» **Material shown**:
==========
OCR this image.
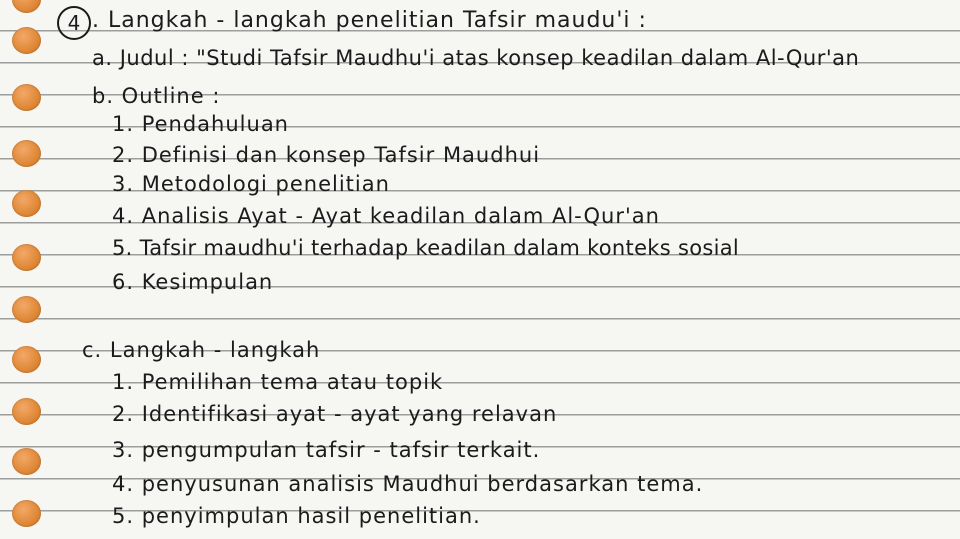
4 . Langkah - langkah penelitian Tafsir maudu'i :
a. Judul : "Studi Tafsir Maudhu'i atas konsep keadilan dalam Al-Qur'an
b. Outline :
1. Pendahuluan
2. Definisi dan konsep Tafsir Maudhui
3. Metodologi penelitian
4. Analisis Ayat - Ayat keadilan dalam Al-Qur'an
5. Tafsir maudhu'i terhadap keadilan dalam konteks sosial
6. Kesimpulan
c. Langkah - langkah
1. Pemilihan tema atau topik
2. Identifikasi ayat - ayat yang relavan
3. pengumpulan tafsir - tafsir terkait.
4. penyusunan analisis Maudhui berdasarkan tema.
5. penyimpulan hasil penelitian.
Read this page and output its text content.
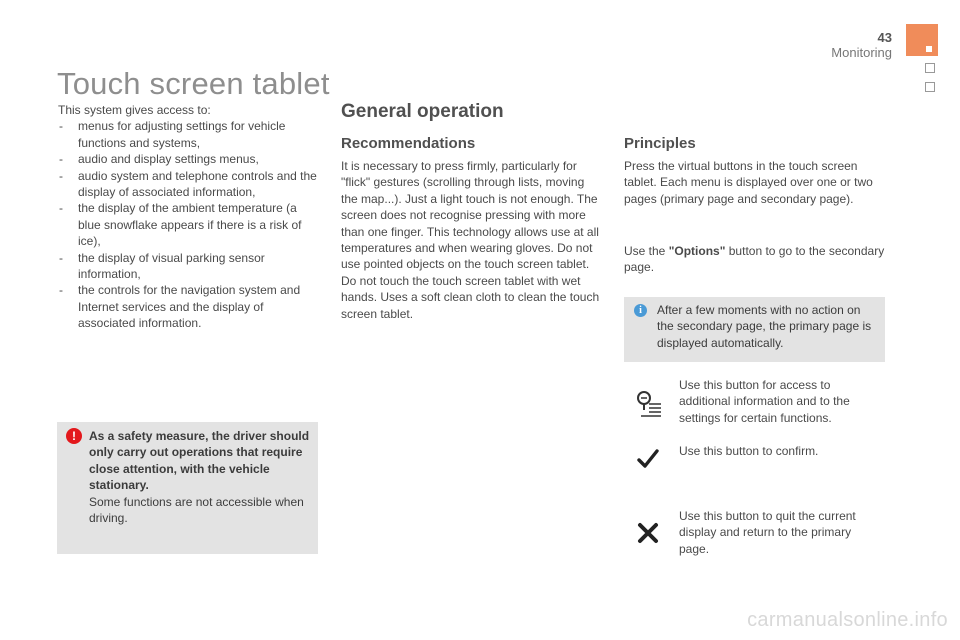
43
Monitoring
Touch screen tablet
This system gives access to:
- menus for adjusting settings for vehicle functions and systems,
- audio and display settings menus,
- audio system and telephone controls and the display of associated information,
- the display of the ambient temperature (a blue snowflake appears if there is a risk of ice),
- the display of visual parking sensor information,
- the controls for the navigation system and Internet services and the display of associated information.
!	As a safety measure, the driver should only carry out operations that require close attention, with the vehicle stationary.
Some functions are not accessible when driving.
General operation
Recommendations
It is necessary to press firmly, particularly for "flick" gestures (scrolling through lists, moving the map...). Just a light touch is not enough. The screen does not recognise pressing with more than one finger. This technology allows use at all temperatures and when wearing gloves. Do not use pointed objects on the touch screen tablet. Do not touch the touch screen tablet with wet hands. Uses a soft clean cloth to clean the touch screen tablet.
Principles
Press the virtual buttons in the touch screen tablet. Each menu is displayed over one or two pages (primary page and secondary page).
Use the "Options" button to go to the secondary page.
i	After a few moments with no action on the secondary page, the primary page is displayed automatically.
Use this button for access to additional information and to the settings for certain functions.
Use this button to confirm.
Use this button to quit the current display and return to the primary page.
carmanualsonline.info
==========
» **Required task**:
Make an exact copy of the listing above. Do not include the pictures.

» **Output for this exercise**:
OCR this image.
4 . Langkah - langkah penelitian Tafsir maudu'i :
a. Judul : "Studi Tafsir Maudhu'i atas konsep keadilan dalam Al-Qur'an
b. Outline :
1. Pendahuluan
2. Definisi dan konsep Tafsir Maudhui
3. Metodologi penelitian
4. Analisis Ayat - Ayat keadilan dalam Al-Qur'an
5. Tafsir maudhu'i terhadap keadilan dalam konteks sosial
6. Kesimpulan
c. Langkah - langkah
1. Pemilihan tema atau topik
2. Identifikasi ayat - ayat yang relavan
3. pengumpulan tafsir - tafsir terkait.
4. penyusunan analisis Maudhui berdasarkan tema.
5. penyimpulan hasil penelitian.
Read this page and output its text content.
43
Monitoring
Touch screen tablet
This system gives access to:
- menus for adjusting settings for vehicle functions and systems,
- audio and display settings menus,
- audio system and telephone controls and the display of associated information,
- the display of the ambient temperature (a blue snowflake appears if there is a risk of ice),
- the display of visual parking sensor information,
- the controls for the navigation system and Internet services and the display of associated information.
!	As a safety measure, the driver should only carry out operations that require close attention, with the vehicle stationary.
Some functions are not accessible when driving.
General operation
Recommendations
It is necessary to press firmly, particularly for "flick" gestures (scrolling through lists, moving the map...). Just a light touch is not enough. The screen does not recognise pressing with more than one finger. This technology allows use at all temperatures and when wearing gloves. Do not use pointed objects on the touch screen tablet. Do not touch the touch screen tablet with wet hands. Uses a soft clean cloth to clean the touch screen tablet.
Principles
Press the virtual buttons in the touch screen tablet. Each menu is displayed over one or two pages (primary page and secondary page).
Use the "Options" button to go to the secondary page.
i	After a few moments with no action on the secondary page, the primary page is displayed automatically.
Use this button for access to additional information and to the settings for certain functions.
Use this button to confirm.
Use this button to quit the current display and return to the primary page.
carmanualsonline.info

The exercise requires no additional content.